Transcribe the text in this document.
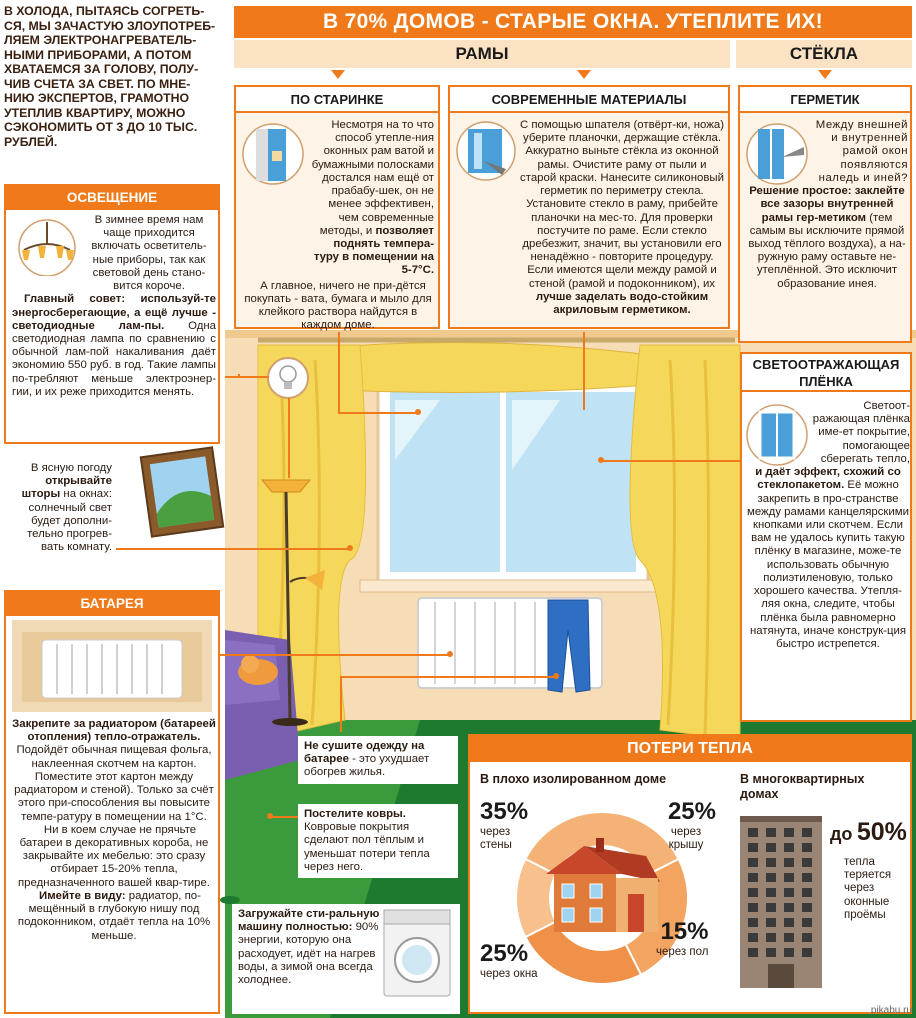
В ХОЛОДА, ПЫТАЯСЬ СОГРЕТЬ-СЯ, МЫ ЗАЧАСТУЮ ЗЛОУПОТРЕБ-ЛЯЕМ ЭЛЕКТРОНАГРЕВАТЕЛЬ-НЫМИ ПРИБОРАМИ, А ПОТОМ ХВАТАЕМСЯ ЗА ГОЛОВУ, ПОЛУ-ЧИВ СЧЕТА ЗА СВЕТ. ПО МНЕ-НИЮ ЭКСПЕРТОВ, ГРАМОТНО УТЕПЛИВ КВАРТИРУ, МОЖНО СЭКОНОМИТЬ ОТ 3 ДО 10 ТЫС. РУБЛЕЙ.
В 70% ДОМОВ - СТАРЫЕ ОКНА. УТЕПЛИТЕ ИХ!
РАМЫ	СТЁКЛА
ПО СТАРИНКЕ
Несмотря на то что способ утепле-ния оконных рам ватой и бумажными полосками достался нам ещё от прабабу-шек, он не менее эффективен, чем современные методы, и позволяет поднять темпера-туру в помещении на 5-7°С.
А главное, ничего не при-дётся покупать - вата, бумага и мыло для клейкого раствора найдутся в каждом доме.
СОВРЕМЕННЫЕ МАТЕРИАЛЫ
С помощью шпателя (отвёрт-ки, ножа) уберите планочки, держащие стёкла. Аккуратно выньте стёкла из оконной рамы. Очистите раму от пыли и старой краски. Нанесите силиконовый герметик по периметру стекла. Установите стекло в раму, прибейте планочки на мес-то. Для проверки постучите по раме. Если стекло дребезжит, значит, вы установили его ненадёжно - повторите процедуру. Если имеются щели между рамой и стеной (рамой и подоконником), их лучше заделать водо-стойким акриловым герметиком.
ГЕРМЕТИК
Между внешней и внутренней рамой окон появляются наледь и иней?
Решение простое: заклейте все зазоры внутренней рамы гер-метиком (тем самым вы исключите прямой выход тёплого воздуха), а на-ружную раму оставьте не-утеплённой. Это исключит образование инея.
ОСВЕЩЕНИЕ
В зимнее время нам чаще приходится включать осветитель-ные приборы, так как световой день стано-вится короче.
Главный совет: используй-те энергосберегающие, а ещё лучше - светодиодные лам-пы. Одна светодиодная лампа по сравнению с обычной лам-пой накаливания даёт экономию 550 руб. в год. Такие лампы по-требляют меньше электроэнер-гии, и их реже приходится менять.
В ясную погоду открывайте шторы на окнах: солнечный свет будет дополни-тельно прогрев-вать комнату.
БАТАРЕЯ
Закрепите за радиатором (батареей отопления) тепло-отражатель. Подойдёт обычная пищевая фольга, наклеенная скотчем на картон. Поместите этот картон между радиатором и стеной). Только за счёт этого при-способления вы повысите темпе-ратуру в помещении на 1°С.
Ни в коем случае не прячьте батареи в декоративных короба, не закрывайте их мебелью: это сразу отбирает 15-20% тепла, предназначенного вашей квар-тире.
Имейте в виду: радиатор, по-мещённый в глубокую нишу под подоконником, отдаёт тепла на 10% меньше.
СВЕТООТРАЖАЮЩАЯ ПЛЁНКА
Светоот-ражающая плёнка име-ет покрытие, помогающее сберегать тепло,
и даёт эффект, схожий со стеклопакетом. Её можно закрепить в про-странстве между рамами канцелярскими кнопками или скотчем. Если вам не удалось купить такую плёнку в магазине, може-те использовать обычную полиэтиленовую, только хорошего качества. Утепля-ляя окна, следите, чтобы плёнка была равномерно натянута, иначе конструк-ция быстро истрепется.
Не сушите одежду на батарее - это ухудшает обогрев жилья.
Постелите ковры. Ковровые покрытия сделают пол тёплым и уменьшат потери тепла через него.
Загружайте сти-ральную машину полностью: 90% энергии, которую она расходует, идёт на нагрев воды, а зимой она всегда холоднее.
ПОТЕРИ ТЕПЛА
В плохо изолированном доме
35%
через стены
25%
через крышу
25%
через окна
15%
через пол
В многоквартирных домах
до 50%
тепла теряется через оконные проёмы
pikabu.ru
------------------------------------------------------------------------
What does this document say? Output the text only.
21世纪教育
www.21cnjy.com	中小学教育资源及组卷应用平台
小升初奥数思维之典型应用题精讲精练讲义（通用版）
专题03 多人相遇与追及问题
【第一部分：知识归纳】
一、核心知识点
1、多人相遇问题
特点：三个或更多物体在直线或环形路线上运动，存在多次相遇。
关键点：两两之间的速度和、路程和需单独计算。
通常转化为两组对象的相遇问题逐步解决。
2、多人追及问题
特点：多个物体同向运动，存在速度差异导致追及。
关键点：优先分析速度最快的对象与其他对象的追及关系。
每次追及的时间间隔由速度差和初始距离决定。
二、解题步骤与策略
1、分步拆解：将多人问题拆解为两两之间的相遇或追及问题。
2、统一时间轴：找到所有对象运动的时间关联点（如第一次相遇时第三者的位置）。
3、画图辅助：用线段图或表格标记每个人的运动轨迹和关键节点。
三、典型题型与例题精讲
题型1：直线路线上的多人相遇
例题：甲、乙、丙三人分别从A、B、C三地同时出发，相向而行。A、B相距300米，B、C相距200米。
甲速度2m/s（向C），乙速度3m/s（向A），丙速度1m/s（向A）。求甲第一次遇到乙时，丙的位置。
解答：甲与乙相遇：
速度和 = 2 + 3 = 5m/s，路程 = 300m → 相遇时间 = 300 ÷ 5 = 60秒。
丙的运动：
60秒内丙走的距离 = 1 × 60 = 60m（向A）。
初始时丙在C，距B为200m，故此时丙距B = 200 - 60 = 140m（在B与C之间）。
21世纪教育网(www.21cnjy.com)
------------------------------------------------------------------------
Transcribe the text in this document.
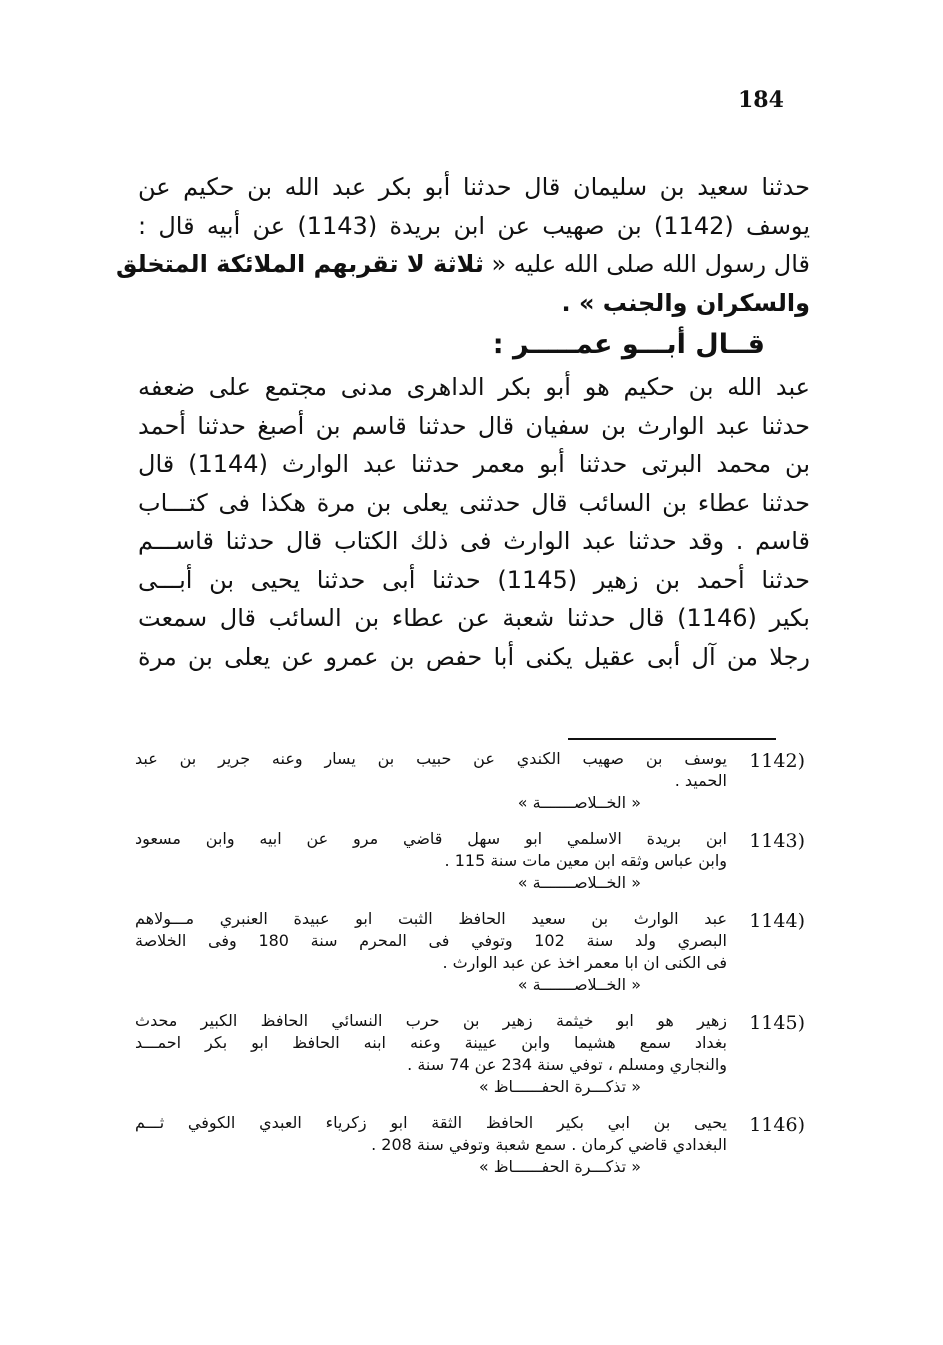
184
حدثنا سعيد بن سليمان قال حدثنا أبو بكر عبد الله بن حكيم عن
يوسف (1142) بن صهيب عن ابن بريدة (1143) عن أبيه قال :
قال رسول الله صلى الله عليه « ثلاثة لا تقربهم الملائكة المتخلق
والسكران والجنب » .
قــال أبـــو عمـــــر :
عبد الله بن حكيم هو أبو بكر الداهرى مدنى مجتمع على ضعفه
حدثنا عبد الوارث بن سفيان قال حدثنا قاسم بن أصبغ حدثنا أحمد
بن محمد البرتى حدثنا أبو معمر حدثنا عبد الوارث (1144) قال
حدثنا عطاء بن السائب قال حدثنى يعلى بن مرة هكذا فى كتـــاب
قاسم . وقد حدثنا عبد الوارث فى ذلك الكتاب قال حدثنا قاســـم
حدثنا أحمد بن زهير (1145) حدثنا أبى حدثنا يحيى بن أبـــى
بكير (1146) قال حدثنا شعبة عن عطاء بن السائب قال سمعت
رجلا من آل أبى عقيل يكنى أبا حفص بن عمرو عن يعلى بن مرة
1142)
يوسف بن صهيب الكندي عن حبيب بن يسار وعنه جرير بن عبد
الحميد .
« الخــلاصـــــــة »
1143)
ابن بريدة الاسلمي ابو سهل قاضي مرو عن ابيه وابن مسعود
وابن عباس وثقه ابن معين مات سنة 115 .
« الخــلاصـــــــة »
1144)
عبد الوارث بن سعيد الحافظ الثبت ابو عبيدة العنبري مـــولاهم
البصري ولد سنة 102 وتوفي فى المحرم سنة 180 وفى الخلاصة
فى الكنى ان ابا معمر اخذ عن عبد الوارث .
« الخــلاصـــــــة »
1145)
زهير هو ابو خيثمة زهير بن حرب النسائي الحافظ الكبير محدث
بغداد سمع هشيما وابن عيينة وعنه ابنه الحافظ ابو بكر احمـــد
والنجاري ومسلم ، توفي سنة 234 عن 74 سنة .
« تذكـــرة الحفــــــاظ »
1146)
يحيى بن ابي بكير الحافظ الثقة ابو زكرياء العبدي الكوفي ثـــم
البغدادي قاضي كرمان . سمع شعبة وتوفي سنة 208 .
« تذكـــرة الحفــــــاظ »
------------------------------------------------------------------------
Challenge: Your answer should be one number: how many lines of the listing include the word "меньше".

Response for this exercise: 2